Directive.
Repeat the data that follows, word for word, without the images.

Material for this exercise.

::::

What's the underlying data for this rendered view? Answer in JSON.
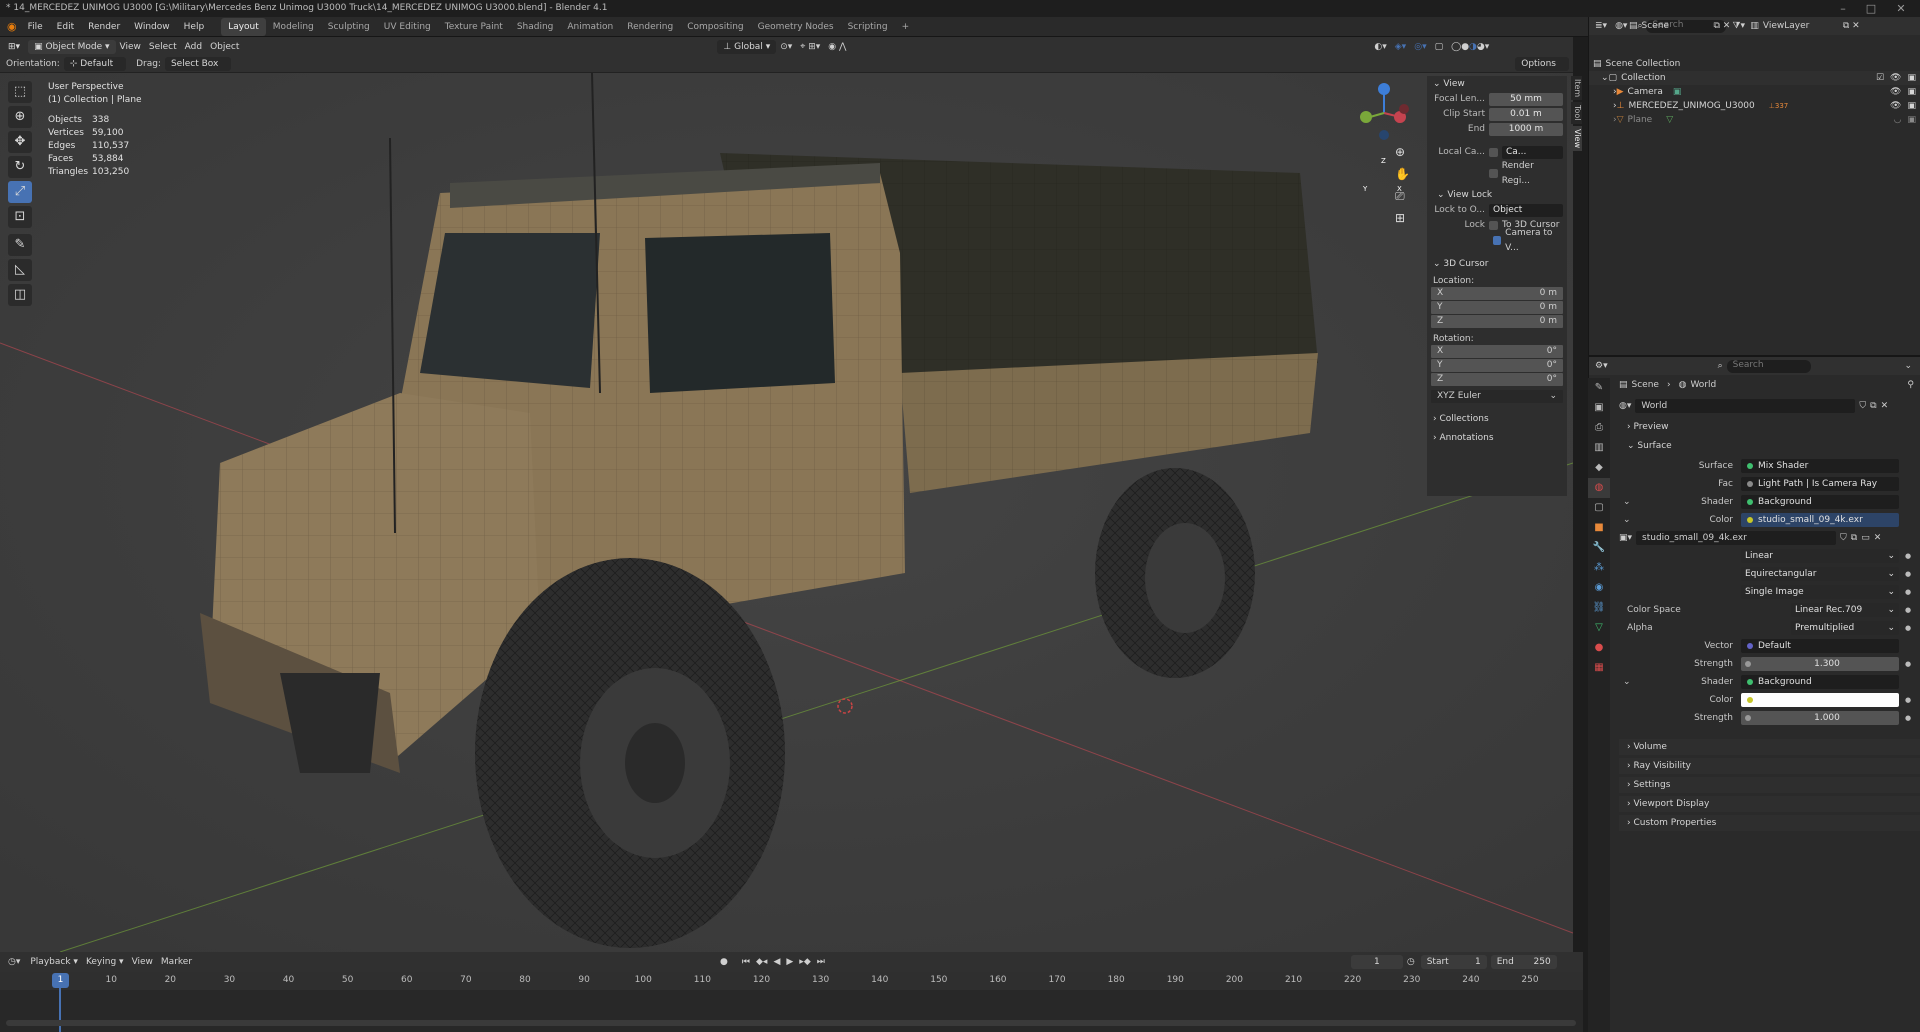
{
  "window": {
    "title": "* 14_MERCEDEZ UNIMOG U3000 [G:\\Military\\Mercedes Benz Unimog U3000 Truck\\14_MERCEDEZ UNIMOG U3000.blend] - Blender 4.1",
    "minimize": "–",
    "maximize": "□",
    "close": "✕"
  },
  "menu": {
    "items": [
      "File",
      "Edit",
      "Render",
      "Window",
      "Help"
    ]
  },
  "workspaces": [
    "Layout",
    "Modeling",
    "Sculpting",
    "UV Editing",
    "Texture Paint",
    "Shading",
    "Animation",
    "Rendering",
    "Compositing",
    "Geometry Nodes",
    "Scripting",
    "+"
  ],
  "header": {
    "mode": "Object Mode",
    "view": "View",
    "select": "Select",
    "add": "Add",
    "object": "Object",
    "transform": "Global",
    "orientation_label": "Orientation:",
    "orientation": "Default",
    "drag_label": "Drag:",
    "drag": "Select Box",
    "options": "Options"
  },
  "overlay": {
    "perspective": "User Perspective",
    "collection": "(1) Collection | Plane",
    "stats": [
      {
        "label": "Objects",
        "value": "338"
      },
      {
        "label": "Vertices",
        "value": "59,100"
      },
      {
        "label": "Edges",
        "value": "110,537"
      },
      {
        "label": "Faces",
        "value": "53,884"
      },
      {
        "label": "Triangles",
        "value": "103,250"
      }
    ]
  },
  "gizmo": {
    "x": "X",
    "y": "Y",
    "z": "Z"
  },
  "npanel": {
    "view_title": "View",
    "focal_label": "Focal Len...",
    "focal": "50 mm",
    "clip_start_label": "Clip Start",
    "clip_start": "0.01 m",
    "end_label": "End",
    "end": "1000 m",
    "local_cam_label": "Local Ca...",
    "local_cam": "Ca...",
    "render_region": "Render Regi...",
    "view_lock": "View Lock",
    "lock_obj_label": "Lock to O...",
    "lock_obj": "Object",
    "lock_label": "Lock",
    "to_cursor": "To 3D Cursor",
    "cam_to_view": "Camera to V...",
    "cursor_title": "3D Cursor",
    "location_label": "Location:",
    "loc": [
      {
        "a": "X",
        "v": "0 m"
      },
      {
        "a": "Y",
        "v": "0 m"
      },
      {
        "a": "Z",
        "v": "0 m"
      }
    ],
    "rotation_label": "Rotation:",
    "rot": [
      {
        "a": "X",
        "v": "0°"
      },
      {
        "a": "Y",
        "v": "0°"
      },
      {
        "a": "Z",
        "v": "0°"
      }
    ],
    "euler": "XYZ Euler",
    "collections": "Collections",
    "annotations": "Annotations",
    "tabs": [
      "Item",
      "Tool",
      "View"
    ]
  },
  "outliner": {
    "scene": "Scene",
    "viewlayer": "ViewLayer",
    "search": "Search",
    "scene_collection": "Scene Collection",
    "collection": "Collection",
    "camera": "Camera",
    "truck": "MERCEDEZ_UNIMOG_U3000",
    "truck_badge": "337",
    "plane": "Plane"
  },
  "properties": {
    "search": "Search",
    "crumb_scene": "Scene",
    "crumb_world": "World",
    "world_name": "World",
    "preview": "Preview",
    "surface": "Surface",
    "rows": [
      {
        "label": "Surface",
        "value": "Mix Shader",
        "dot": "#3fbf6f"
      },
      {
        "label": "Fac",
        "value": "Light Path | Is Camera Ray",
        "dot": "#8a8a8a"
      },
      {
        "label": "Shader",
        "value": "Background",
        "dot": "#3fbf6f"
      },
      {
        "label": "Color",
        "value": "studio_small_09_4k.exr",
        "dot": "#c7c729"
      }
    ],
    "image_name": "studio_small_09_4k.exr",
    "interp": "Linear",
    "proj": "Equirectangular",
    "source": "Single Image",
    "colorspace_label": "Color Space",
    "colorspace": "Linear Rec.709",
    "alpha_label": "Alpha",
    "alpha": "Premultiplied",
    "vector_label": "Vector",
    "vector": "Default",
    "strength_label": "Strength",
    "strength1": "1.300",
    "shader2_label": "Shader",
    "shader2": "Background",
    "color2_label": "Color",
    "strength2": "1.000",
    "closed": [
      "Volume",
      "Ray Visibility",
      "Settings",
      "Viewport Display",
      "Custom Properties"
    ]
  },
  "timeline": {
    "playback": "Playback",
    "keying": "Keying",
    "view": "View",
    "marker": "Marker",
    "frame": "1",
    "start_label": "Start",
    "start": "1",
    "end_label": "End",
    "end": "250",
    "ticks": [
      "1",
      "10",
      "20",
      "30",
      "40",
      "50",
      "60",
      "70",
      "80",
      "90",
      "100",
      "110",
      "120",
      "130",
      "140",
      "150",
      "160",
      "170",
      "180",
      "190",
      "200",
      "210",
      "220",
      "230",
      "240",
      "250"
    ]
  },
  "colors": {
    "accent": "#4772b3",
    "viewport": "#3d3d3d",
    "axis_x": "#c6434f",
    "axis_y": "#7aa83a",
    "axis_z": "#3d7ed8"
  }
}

::::

Expected answer.
What's the underlying data for this rendered view? Answer in JSON.
{
  "window": {
    "title": "* 14_MERCEDEZ UNIMOG U3000 [G:\\Military\\Mercedes Benz Unimog U3000 Truck\\14_MERCEDEZ UNIMOG U3000.blend] - Blender 4.1",
    "minimize": "–",
    "maximize": "□",
    "close": "✕"
  },
  "menu": {
    "items": [
      "File",
      "Edit",
      "Render",
      "Window",
      "Help"
    ]
  },
  "workspaces": [
    "Layout",
    "Modeling",
    "Sculpting",
    "UV Editing",
    "Texture Paint",
    "Shading",
    "Animation",
    "Rendering",
    "Compositing",
    "Geometry Nodes",
    "Scripting",
    "+"
  ],
  "header": {
    "mode": "Object Mode",
    "view": "View",
    "select": "Select",
    "add": "Add",
    "object": "Object",
    "transform": "Global",
    "orientation_label": "Orientation:",
    "orientation": "Default",
    "drag_label": "Drag:",
    "drag": "Select Box",
    "options": "Options"
  },
  "overlay": {
    "perspective": "User Perspective",
    "collection": "(1) Collection | Plane",
    "stats": [
      {
        "label": "Objects",
        "value": "338"
      },
      {
        "label": "Vertices",
        "value": "59,100"
      },
      {
        "label": "Edges",
        "value": "110,537"
      },
      {
        "label": "Faces",
        "value": "53,884"
      },
      {
        "label": "Triangles",
        "value": "103,250"
      }
    ]
  },
  "gizmo": {
    "x": "X",
    "y": "Y",
    "z": "Z"
  },
  "npanel": {
    "view_title": "View",
    "focal_label": "Focal Len...",
    "focal": "50 mm",
    "clip_start_label": "Clip Start",
    "clip_start": "0.01 m",
    "end_label": "End",
    "end": "1000 m",
    "local_cam_label": "Local Ca...",
    "local_cam": "Ca...",
    "render_region": "Render Regi...",
    "view_lock": "View Lock",
    "lock_obj_label": "Lock to O...",
    "lock_obj": "Object",
    "lock_label": "Lock",
    "to_cursor": "To 3D Cursor",
    "cam_to_view": "Camera to V...",
    "cursor_title": "3D Cursor",
    "location_label": "Location:",
    "loc": [
      {
        "a": "X",
        "v": "0 m"
      },
      {
        "a": "Y",
        "v": "0 m"
      },
      {
        "a": "Z",
        "v": "0 m"
      }
    ],
    "rotation_label": "Rotation:",
    "rot": [
      {
        "a": "X",
        "v": "0°"
      },
      {
        "a": "Y",
        "v": "0°"
      },
      {
        "a": "Z",
        "v": "0°"
      }
    ],
    "euler": "XYZ Euler",
    "collections": "Collections",
    "annotations": "Annotations",
    "tabs": [
      "Item",
      "Tool",
      "View"
    ]
  },
  "outliner": {
    "scene": "Scene",
    "viewlayer": "ViewLayer",
    "search": "Search",
    "scene_collection": "Scene Collection",
    "collection": "Collection",
    "camera": "Camera",
    "truck": "MERCEDEZ_UNIMOG_U3000",
    "truck_badge": "337",
    "plane": "Plane"
  },
  "properties": {
    "search": "Search",
    "crumb_scene": "Scene",
    "crumb_world": "World",
    "world_name": "World",
    "preview": "Preview",
    "surface": "Surface",
    "rows": [
      {
        "label": "Surface",
        "value": "Mix Shader",
        "dot": "#3fbf6f"
      },
      {
        "label": "Fac",
        "value": "Light Path | Is Camera Ray",
        "dot": "#8a8a8a"
      },
      {
        "label": "Shader",
        "value": "Background",
        "dot": "#3fbf6f"
      },
      {
        "label": "Color",
        "value": "studio_small_09_4k.exr",
        "dot": "#c7c729"
      }
    ],
    "image_name": "studio_small_09_4k.exr",
    "interp": "Linear",
    "proj": "Equirectangular",
    "source": "Single Image",
    "colorspace_label": "Color Space",
    "colorspace": "Linear Rec.709",
    "alpha_label": "Alpha",
    "alpha": "Premultiplied",
    "vector_label": "Vector",
    "vector": "Default",
    "strength_label": "Strength",
    "strength1": "1.300",
    "shader2_label": "Shader",
    "shader2": "Background",
    "color2_label": "Color",
    "strength2": "1.000",
    "closed": [
      "Volume",
      "Ray Visibility",
      "Settings",
      "Viewport Display",
      "Custom Properties"
    ]
  },
  "timeline": {
    "playback": "Playback",
    "keying": "Keying",
    "view": "View",
    "marker": "Marker",
    "frame": "1",
    "start_label": "Start",
    "start": "1",
    "end_label": "End",
    "end": "250",
    "ticks": [
      "1",
      "10",
      "20",
      "30",
      "40",
      "50",
      "60",
      "70",
      "80",
      "90",
      "100",
      "110",
      "120",
      "130",
      "140",
      "150",
      "160",
      "170",
      "180",
      "190",
      "200",
      "210",
      "220",
      "230",
      "240",
      "250"
    ]
  },
  "colors": {
    "accent": "#4772b3",
    "viewport": "#3d3d3d",
    "axis_x": "#c6434f",
    "axis_y": "#7aa83a",
    "axis_z": "#3d7ed8"
  }
}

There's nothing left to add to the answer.